● **WORK TO DO**: Scan the listing below. Report each line that includes "TradingView".

## start

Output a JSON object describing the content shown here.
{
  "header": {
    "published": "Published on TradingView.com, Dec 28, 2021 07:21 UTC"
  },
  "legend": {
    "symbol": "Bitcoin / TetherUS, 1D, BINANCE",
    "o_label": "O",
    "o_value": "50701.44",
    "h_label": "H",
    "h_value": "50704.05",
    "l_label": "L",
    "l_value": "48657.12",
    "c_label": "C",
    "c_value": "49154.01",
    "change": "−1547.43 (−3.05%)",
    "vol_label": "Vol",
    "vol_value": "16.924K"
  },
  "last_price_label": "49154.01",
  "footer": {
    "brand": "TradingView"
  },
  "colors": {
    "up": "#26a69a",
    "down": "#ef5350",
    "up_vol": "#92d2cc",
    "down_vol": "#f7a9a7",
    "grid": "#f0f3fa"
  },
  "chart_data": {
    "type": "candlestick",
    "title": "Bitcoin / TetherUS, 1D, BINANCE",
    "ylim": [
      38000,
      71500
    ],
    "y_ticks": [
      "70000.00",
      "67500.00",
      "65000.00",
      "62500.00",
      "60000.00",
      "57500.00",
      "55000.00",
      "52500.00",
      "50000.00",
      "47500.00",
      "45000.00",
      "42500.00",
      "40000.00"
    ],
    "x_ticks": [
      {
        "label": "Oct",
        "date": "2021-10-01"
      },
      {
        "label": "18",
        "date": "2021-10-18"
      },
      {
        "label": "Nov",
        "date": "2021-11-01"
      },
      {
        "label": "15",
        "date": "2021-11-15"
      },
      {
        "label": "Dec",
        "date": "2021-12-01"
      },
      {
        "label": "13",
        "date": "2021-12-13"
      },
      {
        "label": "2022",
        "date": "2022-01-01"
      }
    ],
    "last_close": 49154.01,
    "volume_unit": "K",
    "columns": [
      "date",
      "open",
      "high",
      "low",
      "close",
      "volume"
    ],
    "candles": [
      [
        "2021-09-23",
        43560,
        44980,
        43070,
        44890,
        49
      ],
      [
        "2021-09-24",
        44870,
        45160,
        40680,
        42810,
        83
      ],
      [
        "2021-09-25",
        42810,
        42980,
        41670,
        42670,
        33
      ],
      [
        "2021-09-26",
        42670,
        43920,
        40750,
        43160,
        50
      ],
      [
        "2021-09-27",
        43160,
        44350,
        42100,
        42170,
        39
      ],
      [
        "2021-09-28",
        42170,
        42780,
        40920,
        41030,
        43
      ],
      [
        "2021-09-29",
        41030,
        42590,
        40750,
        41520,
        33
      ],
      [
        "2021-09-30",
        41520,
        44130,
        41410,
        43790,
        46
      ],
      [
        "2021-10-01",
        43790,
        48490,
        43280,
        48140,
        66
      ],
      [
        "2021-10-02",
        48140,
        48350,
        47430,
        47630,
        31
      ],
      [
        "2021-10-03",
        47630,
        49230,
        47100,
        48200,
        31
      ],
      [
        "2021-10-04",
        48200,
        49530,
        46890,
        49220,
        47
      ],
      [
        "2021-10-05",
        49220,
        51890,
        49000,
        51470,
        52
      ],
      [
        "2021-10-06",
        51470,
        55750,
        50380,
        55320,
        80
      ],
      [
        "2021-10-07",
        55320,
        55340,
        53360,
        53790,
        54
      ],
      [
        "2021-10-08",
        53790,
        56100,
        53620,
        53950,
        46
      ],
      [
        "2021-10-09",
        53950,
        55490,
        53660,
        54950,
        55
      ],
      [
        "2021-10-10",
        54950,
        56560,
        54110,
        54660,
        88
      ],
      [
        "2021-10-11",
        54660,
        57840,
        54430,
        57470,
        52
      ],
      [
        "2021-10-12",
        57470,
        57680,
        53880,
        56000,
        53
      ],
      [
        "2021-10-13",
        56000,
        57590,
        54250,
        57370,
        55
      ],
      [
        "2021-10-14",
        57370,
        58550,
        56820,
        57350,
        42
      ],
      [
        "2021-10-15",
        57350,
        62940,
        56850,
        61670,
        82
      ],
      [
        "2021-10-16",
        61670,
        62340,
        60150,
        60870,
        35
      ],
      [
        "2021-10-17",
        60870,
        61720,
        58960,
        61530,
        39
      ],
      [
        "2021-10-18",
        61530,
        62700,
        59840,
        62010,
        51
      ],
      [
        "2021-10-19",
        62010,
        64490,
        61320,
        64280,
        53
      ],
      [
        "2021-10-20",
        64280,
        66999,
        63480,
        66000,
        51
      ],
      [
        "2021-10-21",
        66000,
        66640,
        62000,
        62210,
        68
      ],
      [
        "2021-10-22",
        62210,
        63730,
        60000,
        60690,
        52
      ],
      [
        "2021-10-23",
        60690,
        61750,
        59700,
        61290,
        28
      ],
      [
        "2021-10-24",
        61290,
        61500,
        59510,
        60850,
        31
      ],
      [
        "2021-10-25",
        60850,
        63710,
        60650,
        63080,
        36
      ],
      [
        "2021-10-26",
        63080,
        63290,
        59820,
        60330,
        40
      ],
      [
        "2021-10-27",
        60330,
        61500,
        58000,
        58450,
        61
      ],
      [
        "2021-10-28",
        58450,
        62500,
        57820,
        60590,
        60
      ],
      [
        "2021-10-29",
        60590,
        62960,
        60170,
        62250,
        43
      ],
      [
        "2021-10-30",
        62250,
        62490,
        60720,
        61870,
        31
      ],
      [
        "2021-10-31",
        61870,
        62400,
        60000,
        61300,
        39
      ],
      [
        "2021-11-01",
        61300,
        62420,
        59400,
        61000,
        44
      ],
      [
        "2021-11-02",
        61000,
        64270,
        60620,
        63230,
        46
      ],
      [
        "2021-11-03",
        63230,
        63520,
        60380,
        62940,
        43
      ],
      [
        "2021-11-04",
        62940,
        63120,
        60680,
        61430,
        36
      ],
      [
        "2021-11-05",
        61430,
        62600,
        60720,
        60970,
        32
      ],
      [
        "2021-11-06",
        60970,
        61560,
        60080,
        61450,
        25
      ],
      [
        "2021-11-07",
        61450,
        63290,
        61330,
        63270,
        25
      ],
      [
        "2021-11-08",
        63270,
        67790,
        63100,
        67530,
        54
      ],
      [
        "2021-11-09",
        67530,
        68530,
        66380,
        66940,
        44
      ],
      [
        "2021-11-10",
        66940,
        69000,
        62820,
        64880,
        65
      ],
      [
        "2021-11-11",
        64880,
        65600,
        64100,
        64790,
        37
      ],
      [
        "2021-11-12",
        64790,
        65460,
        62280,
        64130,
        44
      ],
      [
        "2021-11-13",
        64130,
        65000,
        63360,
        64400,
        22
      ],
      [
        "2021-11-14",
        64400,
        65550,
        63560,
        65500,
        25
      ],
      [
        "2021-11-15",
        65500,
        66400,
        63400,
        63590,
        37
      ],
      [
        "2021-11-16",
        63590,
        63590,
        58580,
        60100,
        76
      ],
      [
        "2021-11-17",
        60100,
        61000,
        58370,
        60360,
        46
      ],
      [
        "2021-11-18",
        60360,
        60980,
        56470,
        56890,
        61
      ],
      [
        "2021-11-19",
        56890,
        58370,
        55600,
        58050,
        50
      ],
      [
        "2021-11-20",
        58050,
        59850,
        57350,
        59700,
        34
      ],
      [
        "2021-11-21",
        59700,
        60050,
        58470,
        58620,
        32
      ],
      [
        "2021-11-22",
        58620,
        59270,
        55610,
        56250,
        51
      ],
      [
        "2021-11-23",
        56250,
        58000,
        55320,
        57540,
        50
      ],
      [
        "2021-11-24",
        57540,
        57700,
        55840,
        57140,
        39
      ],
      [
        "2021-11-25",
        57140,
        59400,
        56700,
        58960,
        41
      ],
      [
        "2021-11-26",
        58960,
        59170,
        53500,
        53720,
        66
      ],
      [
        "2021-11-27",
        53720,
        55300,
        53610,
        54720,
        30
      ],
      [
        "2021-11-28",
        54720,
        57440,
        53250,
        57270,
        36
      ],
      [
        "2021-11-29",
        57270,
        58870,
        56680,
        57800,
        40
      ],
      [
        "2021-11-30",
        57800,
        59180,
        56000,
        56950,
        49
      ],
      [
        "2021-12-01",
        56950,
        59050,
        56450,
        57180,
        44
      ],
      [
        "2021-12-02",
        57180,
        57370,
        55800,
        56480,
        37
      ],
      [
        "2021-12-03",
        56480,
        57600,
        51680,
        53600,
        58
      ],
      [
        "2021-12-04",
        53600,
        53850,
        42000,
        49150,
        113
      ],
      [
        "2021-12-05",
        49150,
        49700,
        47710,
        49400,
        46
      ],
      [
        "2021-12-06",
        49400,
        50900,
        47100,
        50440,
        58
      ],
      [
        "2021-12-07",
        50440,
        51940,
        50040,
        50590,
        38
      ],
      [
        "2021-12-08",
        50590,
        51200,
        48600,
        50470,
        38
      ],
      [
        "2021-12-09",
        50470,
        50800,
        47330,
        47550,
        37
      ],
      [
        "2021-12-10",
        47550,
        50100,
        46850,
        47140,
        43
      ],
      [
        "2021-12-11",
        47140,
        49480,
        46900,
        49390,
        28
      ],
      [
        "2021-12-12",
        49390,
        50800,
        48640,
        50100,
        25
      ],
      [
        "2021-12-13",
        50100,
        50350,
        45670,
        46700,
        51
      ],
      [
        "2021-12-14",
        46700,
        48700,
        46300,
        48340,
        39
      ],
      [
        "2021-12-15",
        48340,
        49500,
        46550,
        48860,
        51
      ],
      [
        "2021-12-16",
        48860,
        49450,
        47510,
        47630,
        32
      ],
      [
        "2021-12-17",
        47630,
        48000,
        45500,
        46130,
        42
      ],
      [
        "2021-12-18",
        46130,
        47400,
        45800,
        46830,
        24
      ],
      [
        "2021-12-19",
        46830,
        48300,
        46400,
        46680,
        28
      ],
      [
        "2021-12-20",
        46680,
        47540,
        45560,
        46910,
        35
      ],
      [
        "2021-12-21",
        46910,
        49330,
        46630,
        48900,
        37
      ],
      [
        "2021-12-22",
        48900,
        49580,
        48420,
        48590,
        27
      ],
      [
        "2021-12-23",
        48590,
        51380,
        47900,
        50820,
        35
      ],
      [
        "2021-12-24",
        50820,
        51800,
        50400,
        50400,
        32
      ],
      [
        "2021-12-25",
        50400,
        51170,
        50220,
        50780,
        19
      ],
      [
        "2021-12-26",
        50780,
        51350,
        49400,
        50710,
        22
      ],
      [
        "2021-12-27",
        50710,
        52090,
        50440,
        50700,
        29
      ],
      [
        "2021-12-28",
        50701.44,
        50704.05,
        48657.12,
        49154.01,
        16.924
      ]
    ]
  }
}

## end

● **TASK RESULT**:
    "published": "Published on TradingView.com, Dec 28, 2021 07:21 UTC"
    "brand": "TradingView"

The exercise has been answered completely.